* Exercise brief *
The entire listing is to be repeated verbatim.

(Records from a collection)
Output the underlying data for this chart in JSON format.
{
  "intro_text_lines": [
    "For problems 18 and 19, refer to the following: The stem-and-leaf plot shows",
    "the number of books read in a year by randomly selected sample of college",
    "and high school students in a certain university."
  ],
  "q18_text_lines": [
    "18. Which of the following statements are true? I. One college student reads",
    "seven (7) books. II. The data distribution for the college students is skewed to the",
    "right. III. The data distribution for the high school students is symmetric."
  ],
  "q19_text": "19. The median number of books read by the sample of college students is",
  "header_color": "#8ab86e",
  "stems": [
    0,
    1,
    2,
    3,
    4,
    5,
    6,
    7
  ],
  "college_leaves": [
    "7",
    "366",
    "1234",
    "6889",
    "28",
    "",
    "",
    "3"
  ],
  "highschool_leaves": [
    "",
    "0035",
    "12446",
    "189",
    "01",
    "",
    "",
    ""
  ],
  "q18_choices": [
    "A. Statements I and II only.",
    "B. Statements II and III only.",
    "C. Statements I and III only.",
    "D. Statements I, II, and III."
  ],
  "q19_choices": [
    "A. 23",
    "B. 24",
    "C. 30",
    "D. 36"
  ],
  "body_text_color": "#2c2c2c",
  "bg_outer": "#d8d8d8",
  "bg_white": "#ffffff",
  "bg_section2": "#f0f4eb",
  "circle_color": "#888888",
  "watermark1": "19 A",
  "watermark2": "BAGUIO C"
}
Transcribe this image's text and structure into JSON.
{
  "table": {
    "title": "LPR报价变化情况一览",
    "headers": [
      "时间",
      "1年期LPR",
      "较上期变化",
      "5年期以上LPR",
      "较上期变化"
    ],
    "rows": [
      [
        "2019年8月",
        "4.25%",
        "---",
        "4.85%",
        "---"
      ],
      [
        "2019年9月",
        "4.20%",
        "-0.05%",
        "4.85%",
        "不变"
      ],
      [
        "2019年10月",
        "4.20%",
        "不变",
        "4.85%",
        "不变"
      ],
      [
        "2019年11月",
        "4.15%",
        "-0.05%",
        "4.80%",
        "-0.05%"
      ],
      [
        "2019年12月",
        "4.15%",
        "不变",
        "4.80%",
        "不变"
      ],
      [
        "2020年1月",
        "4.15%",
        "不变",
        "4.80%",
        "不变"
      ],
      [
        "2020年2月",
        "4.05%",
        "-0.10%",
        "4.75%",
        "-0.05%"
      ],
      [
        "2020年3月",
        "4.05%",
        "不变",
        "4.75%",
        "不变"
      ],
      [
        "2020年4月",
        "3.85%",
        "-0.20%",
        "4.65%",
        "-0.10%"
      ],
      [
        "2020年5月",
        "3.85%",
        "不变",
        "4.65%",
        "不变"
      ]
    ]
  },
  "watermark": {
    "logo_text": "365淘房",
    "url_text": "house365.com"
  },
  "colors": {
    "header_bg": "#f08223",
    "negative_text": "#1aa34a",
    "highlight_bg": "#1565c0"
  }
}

* Full output *
Output the underlying data for this chart in JSON format.
{
  "intro_text_lines": [
    "For problems 18 and 19, refer to the following: The stem-and-leaf plot shows",
    "the number of books read in a year by randomly selected sample of college",
    "and high school students in a certain university."
  ],
  "q18_text_lines": [
    "18. Which of the following statements are true? I. One college student reads",
    "seven (7) books. II. The data distribution for the college students is skewed to the",
    "right. III. The data distribution for the high school students is symmetric."
  ],
  "q19_text": "19. The median number of books read by the sample of college students is",
  "header_color": "#8ab86e",
  "stems": [
    0,
    1,
    2,
    3,
    4,
    5,
    6,
    7
  ],
  "college_leaves": [
    "7",
    "366",
    "1234",
    "6889",
    "28",
    "",
    "",
    "3"
  ],
  "highschool_leaves": [
    "",
    "0035",
    "12446",
    "189",
    "01",
    "",
    "",
    ""
  ],
  "q18_choices": [
    "A. Statements I and II only.",
    "B. Statements II and III only.",
    "C. Statements I and III only.",
    "D. Statements I, II, and III."
  ],
  "q19_choices": [
    "A. 23",
    "B. 24",
    "C. 30",
    "D. 36"
  ],
  "body_text_color": "#2c2c2c",
  "bg_outer": "#d8d8d8",
  "bg_white": "#ffffff",
  "bg_section2": "#f0f4eb",
  "circle_color": "#888888",
  "watermark1": "19 A",
  "watermark2": "BAGUIO C"
}
Transcribe this image's text and structure into JSON.
{
  "table": {
    "title": "LPR报价变化情况一览",
    "headers": [
      "时间",
      "1年期LPR",
      "较上期变化",
      "5年期以上LPR",
      "较上期变化"
    ],
    "rows": [
      [
        "2019年8月",
        "4.25%",
        "---",
        "4.85%",
        "---"
      ],
      [
        "2019年9月",
        "4.20%",
        "-0.05%",
        "4.85%",
        "不变"
      ],
      [
        "2019年10月",
        "4.20%",
        "不变",
        "4.85%",
        "不变"
      ],
      [
        "2019年11月",
        "4.15%",
        "-0.05%",
        "4.80%",
        "-0.05%"
      ],
      [
        "2019年12月",
        "4.15%",
        "不变",
        "4.80%",
        "不变"
      ],
      [
        "2020年1月",
        "4.15%",
        "不变",
        "4.80%",
        "不变"
      ],
      [
        "2020年2月",
        "4.05%",
        "-0.10%",
        "4.75%",
        "-0.05%"
      ],
      [
        "2020年3月",
        "4.05%",
        "不变",
        "4.75%",
        "不变"
      ],
      [
        "2020年4月",
        "3.85%",
        "-0.20%",
        "4.65%",
        "-0.10%"
      ],
      [
        "2020年5月",
        "3.85%",
        "不变",
        "4.65%",
        "不变"
      ]
    ]
  },
  "watermark": {
    "logo_text": "365淘房",
    "url_text": "house365.com"
  },
  "colors": {
    "header_bg": "#f08223",
    "negative_text": "#1aa34a",
    "highlight_bg": "#1565c0"
  }
}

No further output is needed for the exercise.